> _Exercise task_:
Copy whichever lines contain the string "oder".

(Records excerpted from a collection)
==============================

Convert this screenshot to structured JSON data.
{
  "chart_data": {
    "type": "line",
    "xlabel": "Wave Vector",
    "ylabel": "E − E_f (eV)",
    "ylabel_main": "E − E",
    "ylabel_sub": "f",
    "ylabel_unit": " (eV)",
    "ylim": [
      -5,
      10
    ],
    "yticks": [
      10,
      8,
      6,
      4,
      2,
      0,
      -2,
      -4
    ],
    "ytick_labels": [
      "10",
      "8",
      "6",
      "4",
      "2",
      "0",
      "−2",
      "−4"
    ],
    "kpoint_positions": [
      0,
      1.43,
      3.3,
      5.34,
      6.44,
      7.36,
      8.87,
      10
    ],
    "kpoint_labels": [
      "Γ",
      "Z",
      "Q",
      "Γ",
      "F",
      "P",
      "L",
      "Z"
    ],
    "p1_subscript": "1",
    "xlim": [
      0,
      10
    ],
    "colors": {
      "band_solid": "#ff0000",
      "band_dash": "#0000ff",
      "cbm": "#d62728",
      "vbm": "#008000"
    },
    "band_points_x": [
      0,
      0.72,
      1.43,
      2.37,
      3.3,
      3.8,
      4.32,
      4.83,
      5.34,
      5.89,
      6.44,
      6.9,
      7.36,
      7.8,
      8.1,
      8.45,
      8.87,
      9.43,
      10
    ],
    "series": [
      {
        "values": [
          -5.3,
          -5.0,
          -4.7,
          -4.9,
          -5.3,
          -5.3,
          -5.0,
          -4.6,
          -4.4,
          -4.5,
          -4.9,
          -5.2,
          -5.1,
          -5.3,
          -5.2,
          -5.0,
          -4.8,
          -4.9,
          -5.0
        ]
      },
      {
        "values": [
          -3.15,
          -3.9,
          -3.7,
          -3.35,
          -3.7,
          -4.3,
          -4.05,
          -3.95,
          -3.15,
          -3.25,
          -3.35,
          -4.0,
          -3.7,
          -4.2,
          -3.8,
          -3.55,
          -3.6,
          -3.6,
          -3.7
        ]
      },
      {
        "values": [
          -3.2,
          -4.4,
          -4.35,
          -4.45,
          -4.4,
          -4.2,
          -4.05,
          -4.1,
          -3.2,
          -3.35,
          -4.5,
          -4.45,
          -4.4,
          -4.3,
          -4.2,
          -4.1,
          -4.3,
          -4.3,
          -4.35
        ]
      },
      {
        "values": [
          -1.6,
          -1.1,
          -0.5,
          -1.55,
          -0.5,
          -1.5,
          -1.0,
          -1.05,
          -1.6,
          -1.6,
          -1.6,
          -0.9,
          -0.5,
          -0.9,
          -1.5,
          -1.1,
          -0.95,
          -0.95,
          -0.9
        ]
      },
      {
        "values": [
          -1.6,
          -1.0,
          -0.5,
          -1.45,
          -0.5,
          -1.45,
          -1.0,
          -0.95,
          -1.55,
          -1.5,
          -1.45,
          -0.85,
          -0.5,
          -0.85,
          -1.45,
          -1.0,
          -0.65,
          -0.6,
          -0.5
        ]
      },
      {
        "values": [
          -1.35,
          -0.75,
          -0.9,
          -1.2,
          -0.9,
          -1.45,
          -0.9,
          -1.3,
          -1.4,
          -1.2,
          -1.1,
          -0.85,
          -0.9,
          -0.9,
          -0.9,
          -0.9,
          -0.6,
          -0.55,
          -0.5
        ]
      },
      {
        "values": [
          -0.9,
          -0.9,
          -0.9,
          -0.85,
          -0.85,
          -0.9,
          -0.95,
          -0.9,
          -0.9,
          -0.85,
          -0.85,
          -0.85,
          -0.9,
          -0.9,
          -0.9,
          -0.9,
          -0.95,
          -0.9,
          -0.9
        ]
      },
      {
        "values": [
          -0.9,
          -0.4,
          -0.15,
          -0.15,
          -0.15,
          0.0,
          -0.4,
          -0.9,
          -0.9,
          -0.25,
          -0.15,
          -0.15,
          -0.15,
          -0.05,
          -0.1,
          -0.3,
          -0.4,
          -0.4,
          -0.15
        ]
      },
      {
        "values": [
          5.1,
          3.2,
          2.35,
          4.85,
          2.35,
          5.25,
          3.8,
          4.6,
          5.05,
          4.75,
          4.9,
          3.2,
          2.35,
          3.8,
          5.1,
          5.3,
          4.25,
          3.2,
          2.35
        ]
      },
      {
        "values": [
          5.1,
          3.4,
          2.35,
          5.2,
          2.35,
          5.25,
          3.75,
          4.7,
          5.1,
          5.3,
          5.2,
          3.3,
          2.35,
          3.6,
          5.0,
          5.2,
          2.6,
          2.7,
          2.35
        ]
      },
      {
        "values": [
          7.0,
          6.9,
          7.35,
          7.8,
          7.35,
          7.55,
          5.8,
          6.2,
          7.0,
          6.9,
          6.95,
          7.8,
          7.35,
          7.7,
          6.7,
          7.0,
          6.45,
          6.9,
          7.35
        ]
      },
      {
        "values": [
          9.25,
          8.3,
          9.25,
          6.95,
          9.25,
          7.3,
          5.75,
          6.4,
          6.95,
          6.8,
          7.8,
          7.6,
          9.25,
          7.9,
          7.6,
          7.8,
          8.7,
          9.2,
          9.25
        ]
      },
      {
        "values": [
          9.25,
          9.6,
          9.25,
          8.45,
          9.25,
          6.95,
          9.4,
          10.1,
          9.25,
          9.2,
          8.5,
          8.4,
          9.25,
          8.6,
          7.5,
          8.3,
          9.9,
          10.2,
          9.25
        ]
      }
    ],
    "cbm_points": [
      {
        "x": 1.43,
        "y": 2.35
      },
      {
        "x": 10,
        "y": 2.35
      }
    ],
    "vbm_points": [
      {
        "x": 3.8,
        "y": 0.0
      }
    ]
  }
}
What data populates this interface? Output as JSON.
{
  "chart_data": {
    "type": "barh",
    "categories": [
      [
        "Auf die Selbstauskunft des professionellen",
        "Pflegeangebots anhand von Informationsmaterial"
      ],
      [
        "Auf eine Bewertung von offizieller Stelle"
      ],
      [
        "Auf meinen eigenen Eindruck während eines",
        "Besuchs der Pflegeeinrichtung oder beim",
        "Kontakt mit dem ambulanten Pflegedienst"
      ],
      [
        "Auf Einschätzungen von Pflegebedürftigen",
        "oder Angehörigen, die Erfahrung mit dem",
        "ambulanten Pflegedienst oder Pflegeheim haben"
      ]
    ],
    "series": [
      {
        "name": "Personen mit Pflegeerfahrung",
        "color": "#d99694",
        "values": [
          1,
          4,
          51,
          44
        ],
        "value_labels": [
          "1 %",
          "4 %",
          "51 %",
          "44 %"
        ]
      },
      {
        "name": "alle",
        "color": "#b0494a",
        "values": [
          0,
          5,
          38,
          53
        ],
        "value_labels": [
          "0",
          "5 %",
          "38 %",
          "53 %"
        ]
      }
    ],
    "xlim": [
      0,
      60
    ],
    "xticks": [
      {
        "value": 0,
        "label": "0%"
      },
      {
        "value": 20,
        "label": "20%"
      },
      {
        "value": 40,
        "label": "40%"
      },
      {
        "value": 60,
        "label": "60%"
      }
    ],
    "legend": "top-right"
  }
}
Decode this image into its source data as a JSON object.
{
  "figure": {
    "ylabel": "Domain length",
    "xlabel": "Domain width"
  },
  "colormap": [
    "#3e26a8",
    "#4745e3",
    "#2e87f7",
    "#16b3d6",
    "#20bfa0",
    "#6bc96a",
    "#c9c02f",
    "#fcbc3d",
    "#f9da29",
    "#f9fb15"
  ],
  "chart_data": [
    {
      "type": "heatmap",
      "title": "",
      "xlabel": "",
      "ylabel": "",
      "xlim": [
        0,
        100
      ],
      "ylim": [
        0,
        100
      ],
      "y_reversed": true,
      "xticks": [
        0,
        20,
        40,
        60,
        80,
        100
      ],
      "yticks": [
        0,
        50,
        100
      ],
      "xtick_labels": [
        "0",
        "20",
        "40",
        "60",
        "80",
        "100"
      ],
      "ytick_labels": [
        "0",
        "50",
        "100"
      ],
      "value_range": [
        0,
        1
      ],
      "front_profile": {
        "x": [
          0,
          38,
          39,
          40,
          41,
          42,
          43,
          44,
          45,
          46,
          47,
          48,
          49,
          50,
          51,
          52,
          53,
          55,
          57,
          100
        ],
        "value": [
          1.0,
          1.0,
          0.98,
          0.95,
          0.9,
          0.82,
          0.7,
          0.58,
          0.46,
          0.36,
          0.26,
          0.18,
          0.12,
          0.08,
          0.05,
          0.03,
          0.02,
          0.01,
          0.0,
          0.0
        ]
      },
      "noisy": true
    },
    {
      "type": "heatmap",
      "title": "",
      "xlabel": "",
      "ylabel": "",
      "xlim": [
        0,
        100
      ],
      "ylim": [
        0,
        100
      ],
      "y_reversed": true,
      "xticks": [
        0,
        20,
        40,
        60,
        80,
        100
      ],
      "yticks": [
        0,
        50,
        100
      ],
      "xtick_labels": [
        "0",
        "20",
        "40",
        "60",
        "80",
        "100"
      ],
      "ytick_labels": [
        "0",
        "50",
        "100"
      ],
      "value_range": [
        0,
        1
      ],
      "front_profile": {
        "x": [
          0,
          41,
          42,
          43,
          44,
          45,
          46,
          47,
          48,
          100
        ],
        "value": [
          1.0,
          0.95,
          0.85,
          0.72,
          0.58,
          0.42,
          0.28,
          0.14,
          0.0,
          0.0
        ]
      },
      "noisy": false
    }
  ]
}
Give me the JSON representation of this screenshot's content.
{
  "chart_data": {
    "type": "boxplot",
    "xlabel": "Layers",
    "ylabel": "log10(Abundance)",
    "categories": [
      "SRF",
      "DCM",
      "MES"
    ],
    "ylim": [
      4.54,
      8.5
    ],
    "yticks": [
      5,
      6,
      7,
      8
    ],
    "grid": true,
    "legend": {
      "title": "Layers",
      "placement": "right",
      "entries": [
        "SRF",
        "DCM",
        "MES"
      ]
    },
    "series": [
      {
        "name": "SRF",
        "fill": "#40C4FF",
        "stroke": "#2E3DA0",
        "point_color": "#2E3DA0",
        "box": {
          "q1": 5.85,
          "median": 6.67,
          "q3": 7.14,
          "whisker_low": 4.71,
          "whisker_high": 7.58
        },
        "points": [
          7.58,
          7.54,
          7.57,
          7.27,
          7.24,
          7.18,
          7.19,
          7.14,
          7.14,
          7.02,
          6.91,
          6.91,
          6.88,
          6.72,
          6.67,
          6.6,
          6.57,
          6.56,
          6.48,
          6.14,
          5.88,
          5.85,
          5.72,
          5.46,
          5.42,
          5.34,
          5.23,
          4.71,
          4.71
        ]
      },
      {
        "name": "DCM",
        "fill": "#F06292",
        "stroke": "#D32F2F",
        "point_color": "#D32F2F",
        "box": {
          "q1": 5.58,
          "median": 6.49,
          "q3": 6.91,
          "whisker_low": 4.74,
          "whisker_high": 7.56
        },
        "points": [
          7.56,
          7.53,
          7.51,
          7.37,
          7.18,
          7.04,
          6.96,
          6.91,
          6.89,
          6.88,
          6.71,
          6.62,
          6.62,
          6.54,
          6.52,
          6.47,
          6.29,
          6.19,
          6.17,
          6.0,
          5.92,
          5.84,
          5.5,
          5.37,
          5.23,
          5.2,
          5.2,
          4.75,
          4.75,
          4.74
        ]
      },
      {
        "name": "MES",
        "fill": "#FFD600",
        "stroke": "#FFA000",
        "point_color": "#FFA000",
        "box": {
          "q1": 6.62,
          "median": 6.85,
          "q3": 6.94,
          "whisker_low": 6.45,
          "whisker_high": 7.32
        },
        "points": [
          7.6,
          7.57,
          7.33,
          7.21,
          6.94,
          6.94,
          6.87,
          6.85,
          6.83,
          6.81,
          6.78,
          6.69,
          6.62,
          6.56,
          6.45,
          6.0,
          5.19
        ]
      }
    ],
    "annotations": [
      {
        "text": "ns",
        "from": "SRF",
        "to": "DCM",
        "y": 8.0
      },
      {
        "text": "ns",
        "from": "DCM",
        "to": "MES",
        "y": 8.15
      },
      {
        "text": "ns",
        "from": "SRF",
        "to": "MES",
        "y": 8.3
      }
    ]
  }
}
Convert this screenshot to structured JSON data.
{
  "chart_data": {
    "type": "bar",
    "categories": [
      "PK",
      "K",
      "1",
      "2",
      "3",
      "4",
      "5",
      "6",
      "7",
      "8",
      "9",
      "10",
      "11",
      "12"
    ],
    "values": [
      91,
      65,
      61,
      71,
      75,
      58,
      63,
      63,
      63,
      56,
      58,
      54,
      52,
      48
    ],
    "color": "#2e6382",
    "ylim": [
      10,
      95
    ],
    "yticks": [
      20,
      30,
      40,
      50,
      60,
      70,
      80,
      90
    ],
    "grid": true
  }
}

==============================

> _Reply to the exercise_:
        "Besuchs der Pflegeeinrichtung oder beim",
        "oder Angehörigen, die Erfahrung mit dem",
        "ambulanten Pflegedienst oder Pflegeheim haben"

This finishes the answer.